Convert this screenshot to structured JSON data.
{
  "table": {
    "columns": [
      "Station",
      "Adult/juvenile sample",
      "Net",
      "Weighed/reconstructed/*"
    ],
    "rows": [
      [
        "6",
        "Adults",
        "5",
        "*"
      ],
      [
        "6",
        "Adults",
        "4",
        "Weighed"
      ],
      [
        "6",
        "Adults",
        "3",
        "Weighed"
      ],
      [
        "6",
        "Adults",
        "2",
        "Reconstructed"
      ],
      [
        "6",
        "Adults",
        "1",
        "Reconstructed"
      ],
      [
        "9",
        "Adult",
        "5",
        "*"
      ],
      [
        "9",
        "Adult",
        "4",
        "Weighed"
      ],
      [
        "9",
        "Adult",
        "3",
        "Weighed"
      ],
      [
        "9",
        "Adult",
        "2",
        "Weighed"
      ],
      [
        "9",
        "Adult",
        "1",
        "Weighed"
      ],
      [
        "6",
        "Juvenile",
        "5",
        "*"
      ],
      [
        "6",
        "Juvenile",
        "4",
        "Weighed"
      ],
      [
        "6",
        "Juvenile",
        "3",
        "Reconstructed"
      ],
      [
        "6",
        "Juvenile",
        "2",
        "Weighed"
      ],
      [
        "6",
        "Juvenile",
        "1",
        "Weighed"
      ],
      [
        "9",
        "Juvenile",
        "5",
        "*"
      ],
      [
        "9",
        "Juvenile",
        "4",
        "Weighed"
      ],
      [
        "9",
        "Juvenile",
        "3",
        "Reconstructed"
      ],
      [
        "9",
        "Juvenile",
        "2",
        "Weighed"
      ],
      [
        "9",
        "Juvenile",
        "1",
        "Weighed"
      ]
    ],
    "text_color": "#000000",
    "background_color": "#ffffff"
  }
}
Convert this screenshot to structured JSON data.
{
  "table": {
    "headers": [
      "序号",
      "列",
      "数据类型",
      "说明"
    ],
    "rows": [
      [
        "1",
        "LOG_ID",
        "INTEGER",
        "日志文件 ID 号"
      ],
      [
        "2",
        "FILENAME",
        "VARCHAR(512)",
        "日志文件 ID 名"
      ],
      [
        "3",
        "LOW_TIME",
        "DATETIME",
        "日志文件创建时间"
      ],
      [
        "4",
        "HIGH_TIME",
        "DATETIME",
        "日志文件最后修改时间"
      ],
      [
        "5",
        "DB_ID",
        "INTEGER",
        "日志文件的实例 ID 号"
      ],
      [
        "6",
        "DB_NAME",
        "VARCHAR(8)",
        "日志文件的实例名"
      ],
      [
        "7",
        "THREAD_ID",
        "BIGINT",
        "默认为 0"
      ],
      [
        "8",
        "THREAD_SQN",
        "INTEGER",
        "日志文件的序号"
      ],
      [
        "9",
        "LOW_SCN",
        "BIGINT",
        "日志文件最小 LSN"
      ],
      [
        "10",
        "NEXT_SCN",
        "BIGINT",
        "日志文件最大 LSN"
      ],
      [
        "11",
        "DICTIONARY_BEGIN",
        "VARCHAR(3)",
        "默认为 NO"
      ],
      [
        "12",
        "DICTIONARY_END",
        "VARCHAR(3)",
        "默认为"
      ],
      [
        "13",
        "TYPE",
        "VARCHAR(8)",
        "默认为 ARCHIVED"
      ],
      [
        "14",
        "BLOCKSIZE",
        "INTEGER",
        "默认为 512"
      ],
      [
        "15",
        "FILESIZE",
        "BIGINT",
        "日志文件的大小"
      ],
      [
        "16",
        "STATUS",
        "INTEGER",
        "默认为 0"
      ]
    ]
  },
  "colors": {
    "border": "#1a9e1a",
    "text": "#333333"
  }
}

■ ■ ■ ■ ■

> WHAT TO WORK ON
Extract the listing in its entirety and repeat it exactly.

> EXERCISE RESPONSE
Convert this screenshot to structured JSON data.
{
  "table": {
    "columns": [
      "Station",
      "Adult/juvenile sample",
      "Net",
      "Weighed/reconstructed/*"
    ],
    "rows": [
      [
        "6",
        "Adults",
        "5",
        "*"
      ],
      [
        "6",
        "Adults",
        "4",
        "Weighed"
      ],
      [
        "6",
        "Adults",
        "3",
        "Weighed"
      ],
      [
        "6",
        "Adults",
        "2",
        "Reconstructed"
      ],
      [
        "6",
        "Adults",
        "1",
        "Reconstructed"
      ],
      [
        "9",
        "Adult",
        "5",
        "*"
      ],
      [
        "9",
        "Adult",
        "4",
        "Weighed"
      ],
      [
        "9",
        "Adult",
        "3",
        "Weighed"
      ],
      [
        "9",
        "Adult",
        "2",
        "Weighed"
      ],
      [
        "9",
        "Adult",
        "1",
        "Weighed"
      ],
      [
        "6",
        "Juvenile",
        "5",
        "*"
      ],
      [
        "6",
        "Juvenile",
        "4",
        "Weighed"
      ],
      [
        "6",
        "Juvenile",
        "3",
        "Reconstructed"
      ],
      [
        "6",
        "Juvenile",
        "2",
        "Weighed"
      ],
      [
        "6",
        "Juvenile",
        "1",
        "Weighed"
      ],
      [
        "9",
        "Juvenile",
        "5",
        "*"
      ],
      [
        "9",
        "Juvenile",
        "4",
        "Weighed"
      ],
      [
        "9",
        "Juvenile",
        "3",
        "Reconstructed"
      ],
      [
        "9",
        "Juvenile",
        "2",
        "Weighed"
      ],
      [
        "9",
        "Juvenile",
        "1",
        "Weighed"
      ]
    ],
    "text_color": "#000000",
    "background_color": "#ffffff"
  }
}
Convert this screenshot to structured JSON data.
{
  "table": {
    "headers": [
      "序号",
      "列",
      "数据类型",
      "说明"
    ],
    "rows": [
      [
        "1",
        "LOG_ID",
        "INTEGER",
        "日志文件 ID 号"
      ],
      [
        "2",
        "FILENAME",
        "VARCHAR(512)",
        "日志文件 ID 名"
      ],
      [
        "3",
        "LOW_TIME",
        "DATETIME",
        "日志文件创建时间"
      ],
      [
        "4",
        "HIGH_TIME",
        "DATETIME",
        "日志文件最后修改时间"
      ],
      [
        "5",
        "DB_ID",
        "INTEGER",
        "日志文件的实例 ID 号"
      ],
      [
        "6",
        "DB_NAME",
        "VARCHAR(8)",
        "日志文件的实例名"
      ],
      [
        "7",
        "THREAD_ID",
        "BIGINT",
        "默认为 0"
      ],
      [
        "8",
        "THREAD_SQN",
        "INTEGER",
        "日志文件的序号"
      ],
      [
        "9",
        "LOW_SCN",
        "BIGINT",
        "日志文件最小 LSN"
      ],
      [
        "10",
        "NEXT_SCN",
        "BIGINT",
        "日志文件最大 LSN"
      ],
      [
        "11",
        "DICTIONARY_BEGIN",
        "VARCHAR(3)",
        "默认为 NO"
      ],
      [
        "12",
        "DICTIONARY_END",
        "VARCHAR(3)",
        "默认为"
      ],
      [
        "13",
        "TYPE",
        "VARCHAR(8)",
        "默认为 ARCHIVED"
      ],
      [
        "14",
        "BLOCKSIZE",
        "INTEGER",
        "默认为 512"
      ],
      [
        "15",
        "FILESIZE",
        "BIGINT",
        "日志文件的大小"
      ],
      [
        "16",
        "STATUS",
        "INTEGER",
        "默认为 0"
      ]
    ]
  },
  "colors": {
    "border": "#1a9e1a",
    "text": "#333333"
  }
}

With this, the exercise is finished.